_DIRECTIVE_: Give back each entry unchanged, minus pictures.

_ROWS_:

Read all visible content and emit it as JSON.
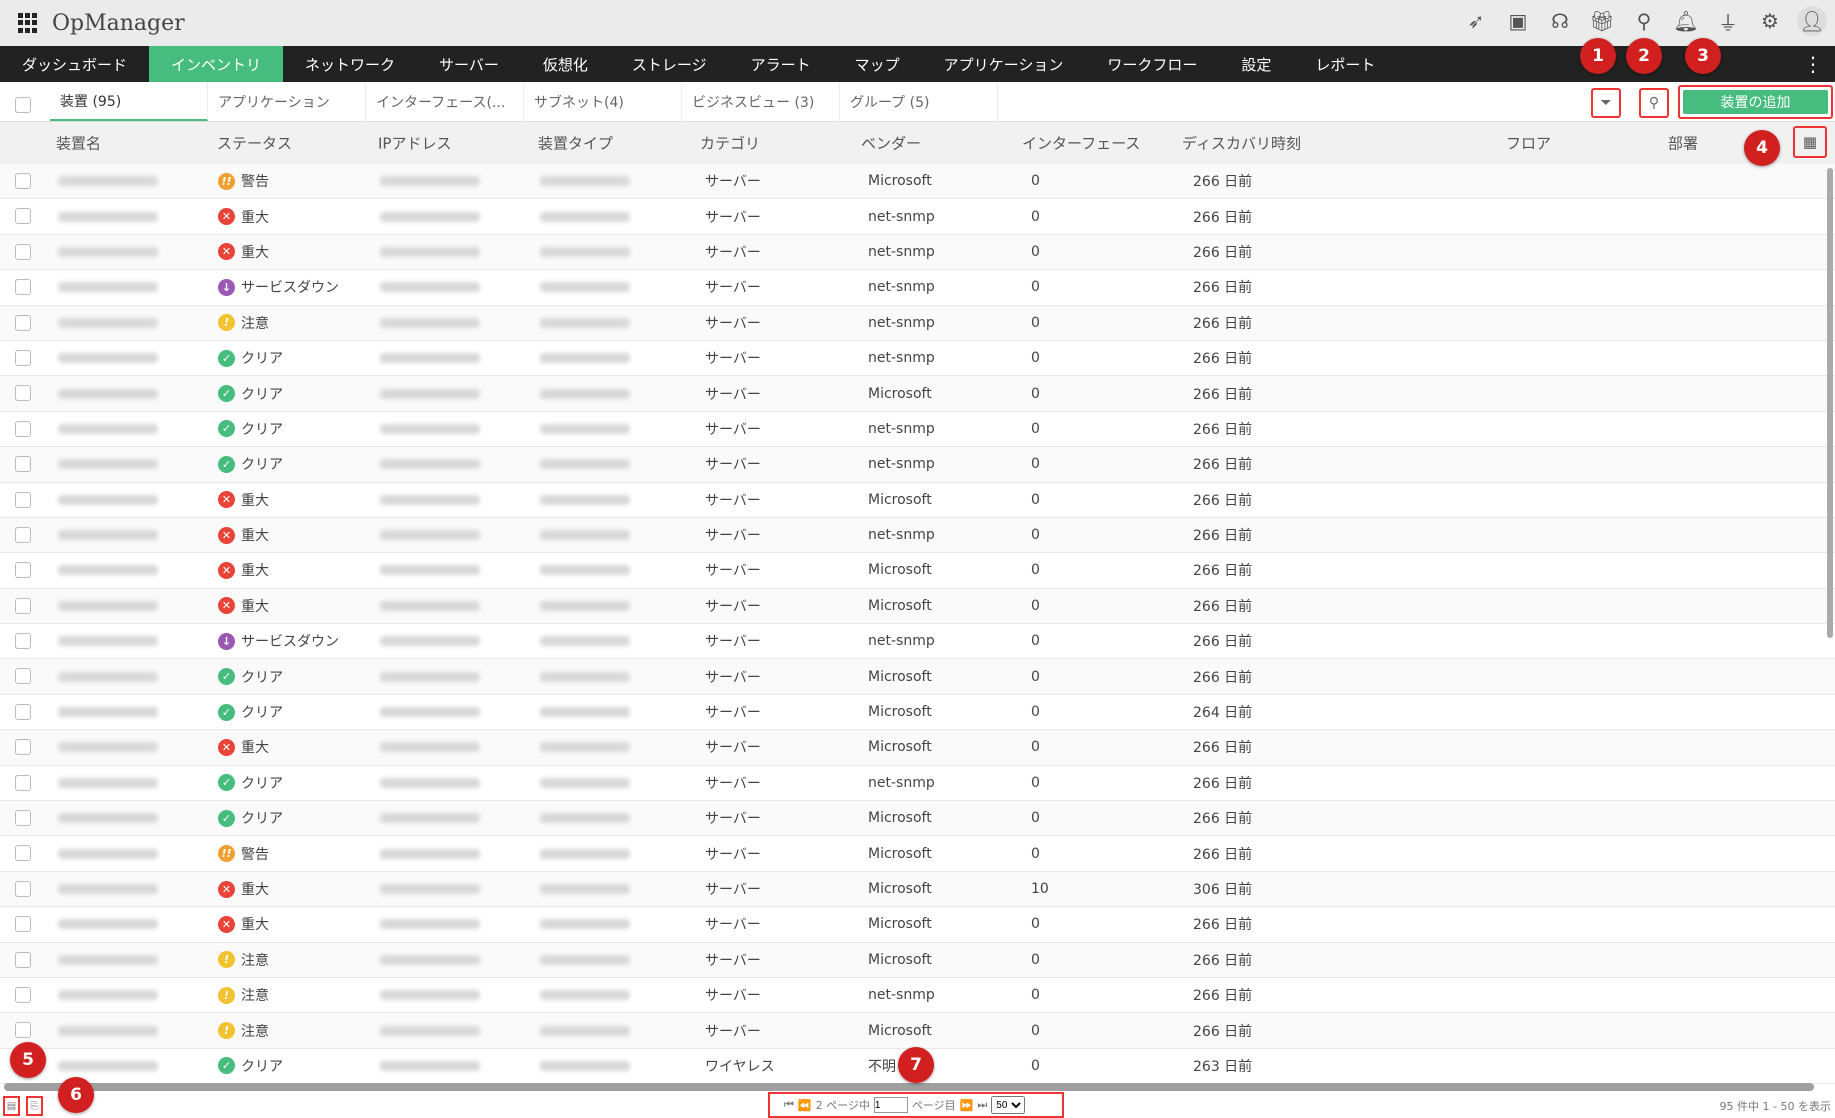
{
  "app": {
    "title": "OpManager",
    "top_icons": [
      "rocket-icon",
      "presentation-icon",
      "headset-icon",
      "gift-icon",
      "search-icon",
      "bell-icon",
      "plug-icon",
      "gear-icon",
      "user-avatar-icon"
    ]
  },
  "nav": [
    "ダッシュボード",
    "インベントリ",
    "ネットワーク",
    "サーバー",
    "仮想化",
    "ストレージ",
    "アラート",
    "マップ",
    "アプリケーション",
    "ワークフロー",
    "設定",
    "レポート"
  ],
  "subtabs": [
    "装置 (95)",
    "アプリケーション",
    "インターフェース(...",
    "サブネット(4)",
    "ビジネスビュー (3)",
    "グループ (5)"
  ],
  "add_device": "装置の追加",
  "columns": [
    "装置名",
    "ステータス",
    "IPアドレス",
    "装置タイプ",
    "カテゴリ",
    "ベンダー",
    "インターフェース",
    "ディスカバリ時刻",
    "フロア",
    "部署"
  ],
  "status_colors": {
    "警告": "#f0a030",
    "重大": "#e8443a",
    "サービスダウン": "#9b59b6",
    "注意": "#f2c230",
    "クリア": "#46bd7f"
  },
  "rows": [
    {
      "status": "警告",
      "category": "サーバー",
      "vendor": "Microsoft",
      "interfaces": "0",
      "discovered": "266 日前"
    },
    {
      "status": "重大",
      "category": "サーバー",
      "vendor": "net-snmp",
      "interfaces": "0",
      "discovered": "266 日前"
    },
    {
      "status": "重大",
      "category": "サーバー",
      "vendor": "net-snmp",
      "interfaces": "0",
      "discovered": "266 日前"
    },
    {
      "status": "サービスダウン",
      "category": "サーバー",
      "vendor": "net-snmp",
      "interfaces": "0",
      "discovered": "266 日前"
    },
    {
      "status": "注意",
      "category": "サーバー",
      "vendor": "net-snmp",
      "interfaces": "0",
      "discovered": "266 日前"
    },
    {
      "status": "クリア",
      "category": "サーバー",
      "vendor": "net-snmp",
      "interfaces": "0",
      "discovered": "266 日前"
    },
    {
      "status": "クリア",
      "category": "サーバー",
      "vendor": "Microsoft",
      "interfaces": "0",
      "discovered": "266 日前"
    },
    {
      "status": "クリア",
      "category": "サーバー",
      "vendor": "net-snmp",
      "interfaces": "0",
      "discovered": "266 日前"
    },
    {
      "status": "クリア",
      "category": "サーバー",
      "vendor": "net-snmp",
      "interfaces": "0",
      "discovered": "266 日前"
    },
    {
      "status": "重大",
      "category": "サーバー",
      "vendor": "Microsoft",
      "interfaces": "0",
      "discovered": "266 日前"
    },
    {
      "status": "重大",
      "category": "サーバー",
      "vendor": "net-snmp",
      "interfaces": "0",
      "discovered": "266 日前"
    },
    {
      "status": "重大",
      "category": "サーバー",
      "vendor": "Microsoft",
      "interfaces": "0",
      "discovered": "266 日前"
    },
    {
      "status": "重大",
      "category": "サーバー",
      "vendor": "Microsoft",
      "interfaces": "0",
      "discovered": "266 日前"
    },
    {
      "status": "サービスダウン",
      "category": "サーバー",
      "vendor": "net-snmp",
      "interfaces": "0",
      "discovered": "266 日前"
    },
    {
      "status": "クリア",
      "category": "サーバー",
      "vendor": "Microsoft",
      "interfaces": "0",
      "discovered": "266 日前"
    },
    {
      "status": "クリア",
      "category": "サーバー",
      "vendor": "Microsoft",
      "interfaces": "0",
      "discovered": "264 日前"
    },
    {
      "status": "重大",
      "category": "サーバー",
      "vendor": "Microsoft",
      "interfaces": "0",
      "discovered": "266 日前"
    },
    {
      "status": "クリア",
      "category": "サーバー",
      "vendor": "net-snmp",
      "interfaces": "0",
      "discovered": "266 日前"
    },
    {
      "status": "クリア",
      "category": "サーバー",
      "vendor": "Microsoft",
      "interfaces": "0",
      "discovered": "266 日前"
    },
    {
      "status": "警告",
      "category": "サーバー",
      "vendor": "Microsoft",
      "interfaces": "0",
      "discovered": "266 日前"
    },
    {
      "status": "重大",
      "category": "サーバー",
      "vendor": "Microsoft",
      "interfaces": "10",
      "discovered": "306 日前"
    },
    {
      "status": "重大",
      "category": "サーバー",
      "vendor": "Microsoft",
      "interfaces": "0",
      "discovered": "266 日前"
    },
    {
      "status": "注意",
      "category": "サーバー",
      "vendor": "Microsoft",
      "interfaces": "0",
      "discovered": "266 日前"
    },
    {
      "status": "注意",
      "category": "サーバー",
      "vendor": "net-snmp",
      "interfaces": "0",
      "discovered": "266 日前"
    },
    {
      "status": "注意",
      "category": "サーバー",
      "vendor": "Microsoft",
      "interfaces": "0",
      "discovered": "266 日前"
    },
    {
      "status": "クリア",
      "category": "ワイヤレス",
      "vendor": "不明",
      "interfaces": "0",
      "discovered": "263 日前"
    }
  ],
  "pager": {
    "total_pages": "2 ページ中",
    "page": "1",
    "page_suffix": "ページ目",
    "per_page": "50",
    "summary": "95 件中 1 - 50 を表示"
  },
  "annotations": [
    "1",
    "2",
    "3",
    "4",
    "5",
    "6",
    "7"
  ]
}
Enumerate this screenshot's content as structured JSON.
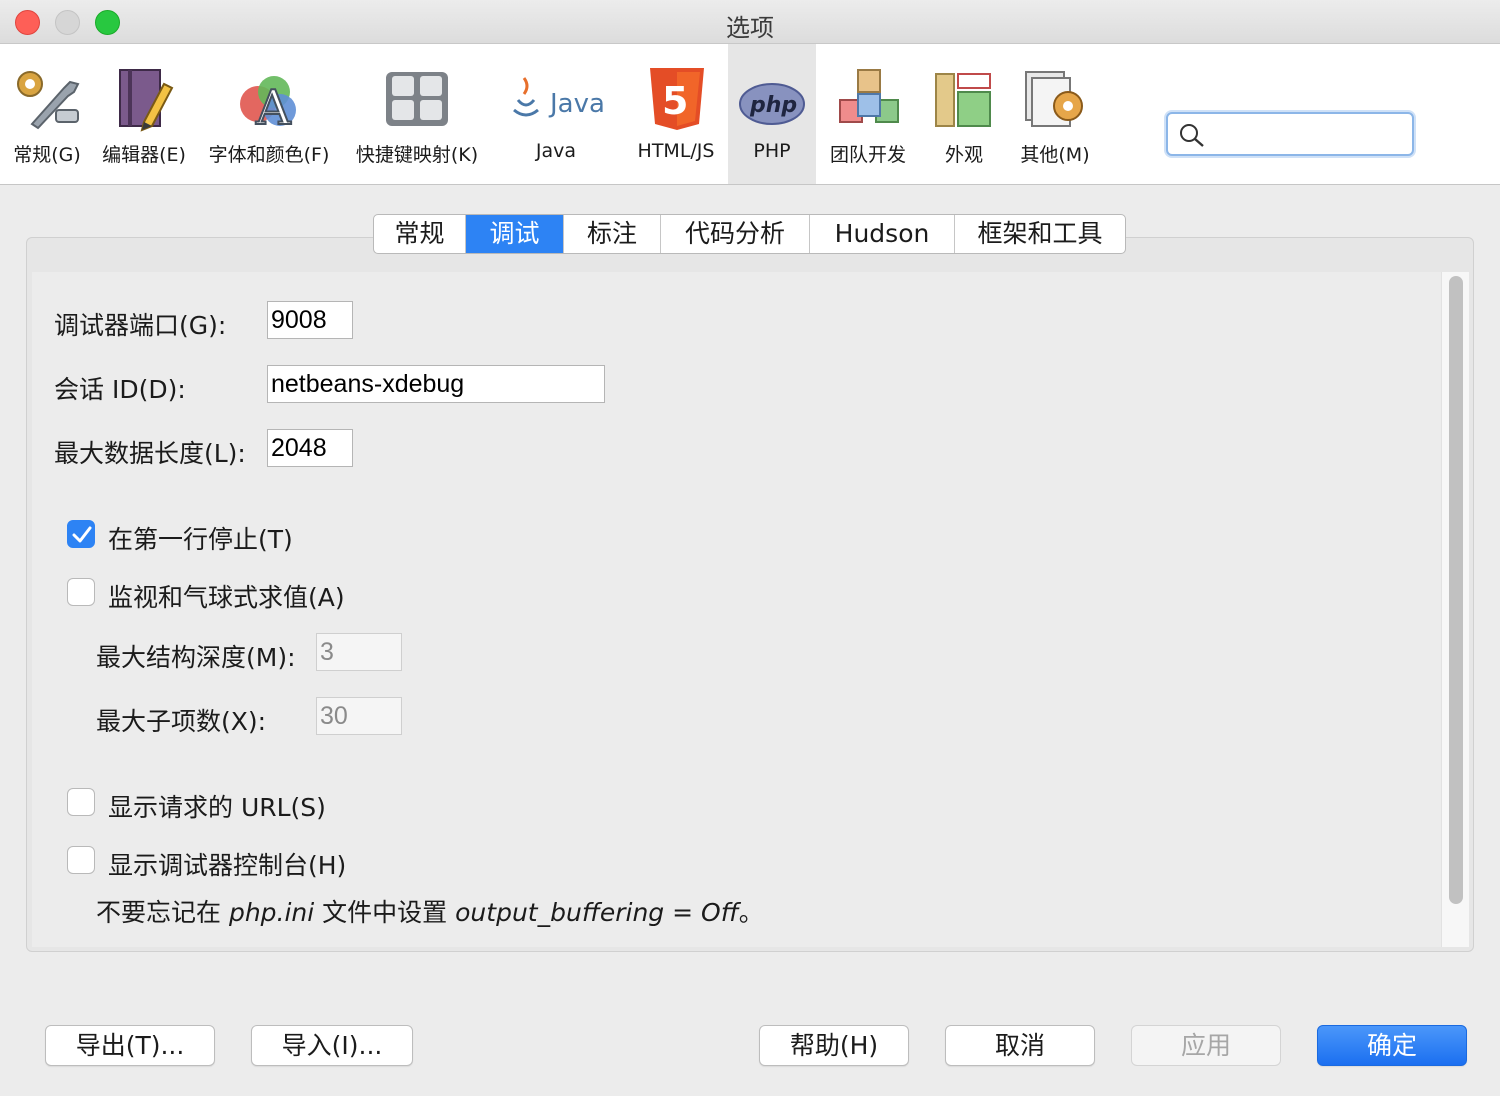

_EXERCISE RESULT_:
Read all visible content and emit it as JSON.
{
  "app": {
    "title": "OpManager",
    "top_icons": [
      "rocket-icon",
      "presentation-icon",
      "headset-icon",
      "gift-icon",
      "search-icon",
      "bell-icon",
      "plug-icon",
      "gear-icon",
      "user-avatar-icon"
    ]
  },
  "nav": [
    "ダッシュボード",
    "インベントリ",
    "ネットワーク",
    "サーバー",
    "仮想化",
    "ストレージ",
    "アラート",
    "マップ",
    "アプリケーション",
    "ワークフロー",
    "設定",
    "レポート"
  ],
  "subtabs": [
    "装置 (95)",
    "アプリケーション",
    "インターフェース(...",
    "サブネット(4)",
    "ビジネスビュー (3)",
    "グループ (5)"
  ],
  "add_device": "装置の追加",
  "columns": [
    "装置名",
    "ステータス",
    "IPアドレス",
    "装置タイプ",
    "カテゴリ",
    "ベンダー",
    "インターフェース",
    "ディスカバリ時刻",
    "フロア",
    "部署"
  ],
  "status_colors": {
    "警告": "#f0a030",
    "重大": "#e8443a",
    "サービスダウン": "#9b59b6",
    "注意": "#f2c230",
    "クリア": "#46bd7f"
  },
  "rows": [
    {
      "status": "警告",
      "category": "サーバー",
      "vendor": "Microsoft",
      "interfaces": "0",
      "discovered": "266 日前"
    },
    {
      "status": "重大",
      "category": "サーバー",
      "vendor": "net-snmp",
      "interfaces": "0",
      "discovered": "266 日前"
    },
    {
      "status": "重大",
      "category": "サーバー",
      "vendor": "net-snmp",
      "interfaces": "0",
      "discovered": "266 日前"
    },
    {
      "status": "サービスダウン",
      "category": "サーバー",
      "vendor": "net-snmp",
      "interfaces": "0",
      "discovered": "266 日前"
    },
    {
      "status": "注意",
      "category": "サーバー",
      "vendor": "net-snmp",
      "interfaces": "0",
      "discovered": "266 日前"
    },
    {
      "status": "クリア",
      "category": "サーバー",
      "vendor": "net-snmp",
      "interfaces": "0",
      "discovered": "266 日前"
    },
    {
      "status": "クリア",
      "category": "サーバー",
      "vendor": "Microsoft",
      "interfaces": "0",
      "discovered": "266 日前"
    },
    {
      "status": "クリア",
      "category": "サーバー",
      "vendor": "net-snmp",
      "interfaces": "0",
      "discovered": "266 日前"
    },
    {
      "status": "クリア",
      "category": "サーバー",
      "vendor": "net-snmp",
      "interfaces": "0",
      "discovered": "266 日前"
    },
    {
      "status": "重大",
      "category": "サーバー",
      "vendor": "Microsoft",
      "interfaces": "0",
      "discovered": "266 日前"
    },
    {
      "status": "重大",
      "category": "サーバー",
      "vendor": "net-snmp",
      "interfaces": "0",
      "discovered": "266 日前"
    },
    {
      "status": "重大",
      "category": "サーバー",
      "vendor": "Microsoft",
      "interfaces": "0",
      "discovered": "266 日前"
    },
    {
      "status": "重大",
      "category": "サーバー",
      "vendor": "Microsoft",
      "interfaces": "0",
      "discovered": "266 日前"
    },
    {
      "status": "サービスダウン",
      "category": "サーバー",
      "vendor": "net-snmp",
      "interfaces": "0",
      "discovered": "266 日前"
    },
    {
      "status": "クリア",
      "category": "サーバー",
      "vendor": "Microsoft",
      "interfaces": "0",
      "discovered": "266 日前"
    },
    {
      "status": "クリア",
      "category": "サーバー",
      "vendor": "Microsoft",
      "interfaces": "0",
      "discovered": "264 日前"
    },
    {
      "status": "重大",
      "category": "サーバー",
      "vendor": "Microsoft",
      "interfaces": "0",
      "discovered": "266 日前"
    },
    {
      "status": "クリア",
      "category": "サーバー",
      "vendor": "net-snmp",
      "interfaces": "0",
      "discovered": "266 日前"
    },
    {
      "status": "クリア",
      "category": "サーバー",
      "vendor": "Microsoft",
      "interfaces": "0",
      "discovered": "266 日前"
    },
    {
      "status": "警告",
      "category": "サーバー",
      "vendor": "Microsoft",
      "interfaces": "0",
      "discovered": "266 日前"
    },
    {
      "status": "重大",
      "category": "サーバー",
      "vendor": "Microsoft",
      "interfaces": "10",
      "discovered": "306 日前"
    },
    {
      "status": "重大",
      "category": "サーバー",
      "vendor": "Microsoft",
      "interfaces": "0",
      "discovered": "266 日前"
    },
    {
      "status": "注意",
      "category": "サーバー",
      "vendor": "Microsoft",
      "interfaces": "0",
      "discovered": "266 日前"
    },
    {
      "status": "注意",
      "category": "サーバー",
      "vendor": "net-snmp",
      "interfaces": "0",
      "discovered": "266 日前"
    },
    {
      "status": "注意",
      "category": "サーバー",
      "vendor": "Microsoft",
      "interfaces": "0",
      "discovered": "266 日前"
    },
    {
      "status": "クリア",
      "category": "ワイヤレス",
      "vendor": "不明",
      "interfaces": "0",
      "discovered": "263 日前"
    }
  ],
  "pager": {
    "total_pages": "2 ページ中",
    "page": "1",
    "page_suffix": "ページ目",
    "per_page": "50",
    "summary": "95 件中 1 - 50 を表示"
  },
  "annotations": [
    "1",
    "2",
    "3",
    "4",
    "5",
    "6",
    "7"
  ]
}
Enumerate this screenshot's content as structured JSON.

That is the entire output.